Repeat every line below exactly as it reads.

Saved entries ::
##############################

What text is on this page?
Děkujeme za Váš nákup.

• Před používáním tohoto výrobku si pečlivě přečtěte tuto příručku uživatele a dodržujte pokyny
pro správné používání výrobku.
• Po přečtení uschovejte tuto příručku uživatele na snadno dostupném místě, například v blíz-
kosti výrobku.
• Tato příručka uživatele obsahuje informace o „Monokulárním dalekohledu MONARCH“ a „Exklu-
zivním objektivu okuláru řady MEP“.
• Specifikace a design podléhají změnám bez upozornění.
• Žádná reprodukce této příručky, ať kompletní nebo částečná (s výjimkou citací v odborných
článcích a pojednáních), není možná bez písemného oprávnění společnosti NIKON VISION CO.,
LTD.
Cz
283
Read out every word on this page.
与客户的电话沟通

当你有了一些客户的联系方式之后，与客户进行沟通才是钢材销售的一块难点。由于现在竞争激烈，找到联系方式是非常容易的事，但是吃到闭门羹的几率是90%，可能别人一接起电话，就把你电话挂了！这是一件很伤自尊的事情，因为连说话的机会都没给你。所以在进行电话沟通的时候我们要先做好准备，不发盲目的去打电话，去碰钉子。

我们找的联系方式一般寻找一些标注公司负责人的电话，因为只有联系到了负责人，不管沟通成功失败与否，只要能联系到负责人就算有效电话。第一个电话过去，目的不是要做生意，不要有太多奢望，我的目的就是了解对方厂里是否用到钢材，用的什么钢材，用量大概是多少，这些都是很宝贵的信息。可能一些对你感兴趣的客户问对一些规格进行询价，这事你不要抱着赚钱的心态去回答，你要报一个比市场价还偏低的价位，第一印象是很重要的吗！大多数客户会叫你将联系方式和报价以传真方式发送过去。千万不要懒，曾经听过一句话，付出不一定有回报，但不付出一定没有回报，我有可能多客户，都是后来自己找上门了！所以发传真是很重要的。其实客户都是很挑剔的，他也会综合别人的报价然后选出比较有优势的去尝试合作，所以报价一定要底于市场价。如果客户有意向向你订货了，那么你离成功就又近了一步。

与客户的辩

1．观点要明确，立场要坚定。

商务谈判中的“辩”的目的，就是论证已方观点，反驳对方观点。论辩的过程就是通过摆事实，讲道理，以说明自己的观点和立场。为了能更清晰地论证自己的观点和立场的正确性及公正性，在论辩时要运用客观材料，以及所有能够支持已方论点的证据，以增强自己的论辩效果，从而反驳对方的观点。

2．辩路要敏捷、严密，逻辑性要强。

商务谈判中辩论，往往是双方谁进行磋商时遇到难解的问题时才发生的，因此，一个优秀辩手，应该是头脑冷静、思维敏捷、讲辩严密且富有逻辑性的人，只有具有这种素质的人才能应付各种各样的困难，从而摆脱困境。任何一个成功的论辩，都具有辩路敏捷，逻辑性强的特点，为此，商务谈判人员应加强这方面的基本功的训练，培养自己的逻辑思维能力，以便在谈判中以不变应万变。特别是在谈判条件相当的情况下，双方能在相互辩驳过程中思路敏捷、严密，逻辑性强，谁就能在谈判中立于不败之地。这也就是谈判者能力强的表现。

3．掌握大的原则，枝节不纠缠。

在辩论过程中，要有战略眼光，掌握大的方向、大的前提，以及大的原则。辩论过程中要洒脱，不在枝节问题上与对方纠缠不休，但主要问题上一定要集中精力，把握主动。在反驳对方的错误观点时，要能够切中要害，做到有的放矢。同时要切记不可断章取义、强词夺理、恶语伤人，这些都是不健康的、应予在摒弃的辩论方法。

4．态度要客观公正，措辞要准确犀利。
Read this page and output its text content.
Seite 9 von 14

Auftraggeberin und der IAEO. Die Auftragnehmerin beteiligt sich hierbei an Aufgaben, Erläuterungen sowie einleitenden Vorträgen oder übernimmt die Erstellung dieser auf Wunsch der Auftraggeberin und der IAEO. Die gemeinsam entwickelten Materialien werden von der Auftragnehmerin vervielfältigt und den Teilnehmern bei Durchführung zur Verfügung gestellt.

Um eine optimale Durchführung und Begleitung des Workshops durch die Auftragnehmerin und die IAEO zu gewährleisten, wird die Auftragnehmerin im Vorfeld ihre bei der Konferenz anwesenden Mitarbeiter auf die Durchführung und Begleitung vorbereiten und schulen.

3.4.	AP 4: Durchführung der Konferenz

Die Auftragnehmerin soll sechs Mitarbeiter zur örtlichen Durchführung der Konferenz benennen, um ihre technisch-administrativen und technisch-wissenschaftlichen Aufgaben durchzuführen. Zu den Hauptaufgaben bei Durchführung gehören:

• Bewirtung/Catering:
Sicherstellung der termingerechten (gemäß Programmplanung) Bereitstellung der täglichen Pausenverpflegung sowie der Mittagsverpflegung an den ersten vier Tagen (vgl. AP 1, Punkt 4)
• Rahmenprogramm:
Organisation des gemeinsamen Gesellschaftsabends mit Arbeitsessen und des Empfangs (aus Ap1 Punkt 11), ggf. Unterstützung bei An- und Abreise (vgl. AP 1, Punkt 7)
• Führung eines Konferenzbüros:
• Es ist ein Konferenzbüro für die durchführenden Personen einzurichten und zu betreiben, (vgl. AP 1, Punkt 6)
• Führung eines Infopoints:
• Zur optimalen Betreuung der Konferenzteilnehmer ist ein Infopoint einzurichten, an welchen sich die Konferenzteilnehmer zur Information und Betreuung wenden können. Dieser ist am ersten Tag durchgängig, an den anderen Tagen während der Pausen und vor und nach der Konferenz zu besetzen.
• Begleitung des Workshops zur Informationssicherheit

##############################

The solution ::
What text is on this page?
Děkujeme za Váš nákup.

• Před používáním tohoto výrobku si pečlivě přečtěte tuto příručku uživatele a dodržujte pokyny
pro správné používání výrobku.
• Po přečtení uschovejte tuto příručku uživatele na snadno dostupném místě, například v blíz-
kosti výrobku.
• Tato příručka uživatele obsahuje informace o „Monokulárním dalekohledu MONARCH“ a „Exklu-
zivním objektivu okuláru řady MEP“.
• Specifikace a design podléhají změnám bez upozornění.
• Žádná reprodukce této příručky, ať kompletní nebo částečná (s výjimkou citací v odborných
článcích a pojednáních), není možná bez písemného oprávnění společnosti NIKON VISION CO.,
LTD.
Cz
283
Read out every word on this page.
与客户的电话沟通

当你有了一些客户的联系方式之后，与客户进行沟通才是钢材销售的一块难点。由于现在竞争激烈，找到联系方式是非常容易的事，但是吃到闭门羹的几率是90%，可能别人一接起电话，就把你电话挂了！这是一件很伤自尊的事情，因为连说话的机会都没给你。所以在进行电话沟通的时候我们要先做好准备，不发盲目的去打电话，去碰钉子。

我们找的联系方式一般寻找一些标注公司负责人的电话，因为只有联系到了负责人，不管沟通成功失败与否，只要能联系到负责人就算有效电话。第一个电话过去，目的不是要做生意，不要有太多奢望，我的目的就是了解对方厂里是否用到钢材，用的什么钢材，用量大概是多少，这些都是很宝贵的信息。可能一些对你感兴趣的客户问对一些规格进行询价，这事你不要抱着赚钱的心态去回答，你要报一个比市场价还偏低的价位，第一印象是很重要的吗！大多数客户会叫你将联系方式和报价以传真方式发送过去。千万不要懒，曾经听过一句话，付出不一定有回报，但不付出一定没有回报，我有可能多客户，都是后来自己找上门了！所以发传真是很重要的。其实客户都是很挑剔的，他也会综合别人的报价然后选出比较有优势的去尝试合作，所以报价一定要底于市场价。如果客户有意向向你订货了，那么你离成功就又近了一步。

与客户的辩

1．观点要明确，立场要坚定。

商务谈判中的“辩”的目的，就是论证已方观点，反驳对方观点。论辩的过程就是通过摆事实，讲道理，以说明自己的观点和立场。为了能更清晰地论证自己的观点和立场的正确性及公正性，在论辩时要运用客观材料，以及所有能够支持已方论点的证据，以增强自己的论辩效果，从而反驳对方的观点。

2．辩路要敏捷、严密，逻辑性要强。

商务谈判中辩论，往往是双方谁进行磋商时遇到难解的问题时才发生的，因此，一个优秀辩手，应该是头脑冷静、思维敏捷、讲辩严密且富有逻辑性的人，只有具有这种素质的人才能应付各种各样的困难，从而摆脱困境。任何一个成功的论辩，都具有辩路敏捷，逻辑性强的特点，为此，商务谈判人员应加强这方面的基本功的训练，培养自己的逻辑思维能力，以便在谈判中以不变应万变。特别是在谈判条件相当的情况下，双方能在相互辩驳过程中思路敏捷、严密，逻辑性强，谁就能在谈判中立于不败之地。这也就是谈判者能力强的表现。

3．掌握大的原则，枝节不纠缠。

在辩论过程中，要有战略眼光，掌握大的方向、大的前提，以及大的原则。辩论过程中要洒脱，不在枝节问题上与对方纠缠不休，但主要问题上一定要集中精力，把握主动。在反驳对方的错误观点时，要能够切中要害，做到有的放矢。同时要切记不可断章取义、强词夺理、恶语伤人，这些都是不健康的、应予在摒弃的辩论方法。

4．态度要客观公正，措辞要准确犀利。
Read this page and output its text content.
Seite 9 von 14

Auftraggeberin und der IAEO. Die Auftragnehmerin beteiligt sich hierbei an Aufgaben, Erläuterungen sowie einleitenden Vorträgen oder übernimmt die Erstellung dieser auf Wunsch der Auftraggeberin und der IAEO. Die gemeinsam entwickelten Materialien werden von der Auftragnehmerin vervielfältigt und den Teilnehmern bei Durchführung zur Verfügung gestellt.

Um eine optimale Durchführung und Begleitung des Workshops durch die Auftragnehmerin und die IAEO zu gewährleisten, wird die Auftragnehmerin im Vorfeld ihre bei der Konferenz anwesenden Mitarbeiter auf die Durchführung und Begleitung vorbereiten und schulen.

3.4.	AP 4: Durchführung der Konferenz

Die Auftragnehmerin soll sechs Mitarbeiter zur örtlichen Durchführung der Konferenz benennen, um ihre technisch-administrativen und technisch-wissenschaftlichen Aufgaben durchzuführen. Zu den Hauptaufgaben bei Durchführung gehören:

• Bewirtung/Catering:
Sicherstellung der termingerechten (gemäß Programmplanung) Bereitstellung der täglichen Pausenverpflegung sowie der Mittagsverpflegung an den ersten vier Tagen (vgl. AP 1, Punkt 4)
• Rahmenprogramm:
Organisation des gemeinsamen Gesellschaftsabends mit Arbeitsessen und des Empfangs (aus Ap1 Punkt 11), ggf. Unterstützung bei An- und Abreise (vgl. AP 1, Punkt 7)
• Führung eines Konferenzbüros:
• Es ist ein Konferenzbüro für die durchführenden Personen einzurichten und zu betreiben, (vgl. AP 1, Punkt 6)
• Führung eines Infopoints:
• Zur optimalen Betreuung der Konferenzteilnehmer ist ein Infopoint einzurichten, an welchen sich die Konferenzteilnehmer zur Information und Betreuung wenden können. Dieser ist am ersten Tag durchgängig, an den anderen Tagen während der Pausen und vor und nach der Konferenz zu besetzen.
• Begleitung des Workshops zur Informationssicherheit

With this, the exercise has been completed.